** start Records to use **

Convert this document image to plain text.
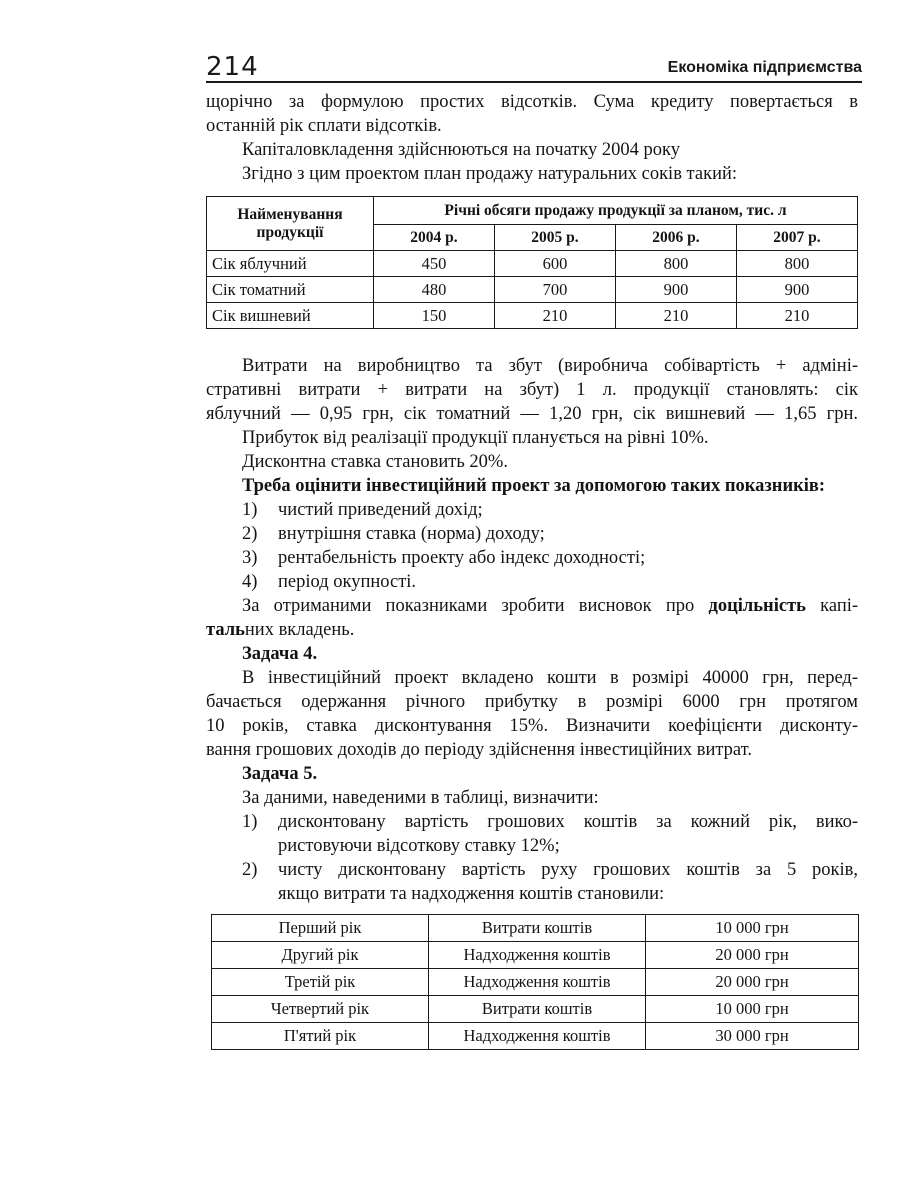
214	Економіка підприємства
щорічно за формулою простих відсотків. Сума кредиту повертається в
останній рік сплати відсотків.
Капіталовкладення здійснюються на початку 2004 року
Згідно з цим проектом план продажу натуральних соків такий:
Найменування продукції	Річні обсяги продажу продукції за планом, тис. л			
	2004 р.	2005 р.	2006 р.	2007 р.
Сік яблучний	450	600	800	800
Сік томатний	480	700	900	900
Сік вишневий	150	210	210	210
Витрати на виробництво та збут (виробнича собівартість + адміні-
стративні витрати + витрати на збут) 1 л. продукції становлять: сік
яблучний — 0,95 грн, сік томатний — 1,20 грн, сік вишневий — 1,65 грн.
Прибуток від реалізації продукції планується на рівні 10%.
Дисконтна ставка становить 20%.
Треба оцінити інвестиційний проект за допомогою таких показників:
1) чистий приведений дохід;
2) внутрішня ставка (норма) доходу;
3) рентабельність проекту або індекс доходності;
4) період окупності.
За отриманими показниками зробити висновок про доцільність капі-
тальних вкладень.
Задача 4.
В інвестиційний проект вкладено кошти в розмірі 40000 грн, перед-
бачається одержання річного прибутку в розмірі 6000 грн протягом
10 років, ставка дисконтування 15%. Визначити коефіцієнти дисконту-
вання грошових доходів до періоду здійснення інвестиційних витрат.
Задача 5.
За даними, наведеними в таблиці, визначити:
1) дисконтовану вартість грошових коштів за кожний рік, вико-
ристовуючи відсоткову ставку 12%;
2) чисту дисконтовану вартість руху грошових коштів за 5 років,
якщо витрати та надходження коштів становили:
Перший рік	Витрати коштів	10 000 грн
Другий рік	Надходження коштів	20 000 грн
Третій рік	Надходження коштів	20 000 грн
Четвертий рік	Витрати коштів	10 000 грн
П'ятий рік	Надходження коштів	30 000 грн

** end Records to use **

> [Exercise prompt]
Pick out the lines containing the string "дисконтовану".

> [Reply to the task]
1) дисконтовану вартість грошових коштів за кожний рік, вико-
2) чисту дисконтовану вартість руху грошових коштів за 5 років,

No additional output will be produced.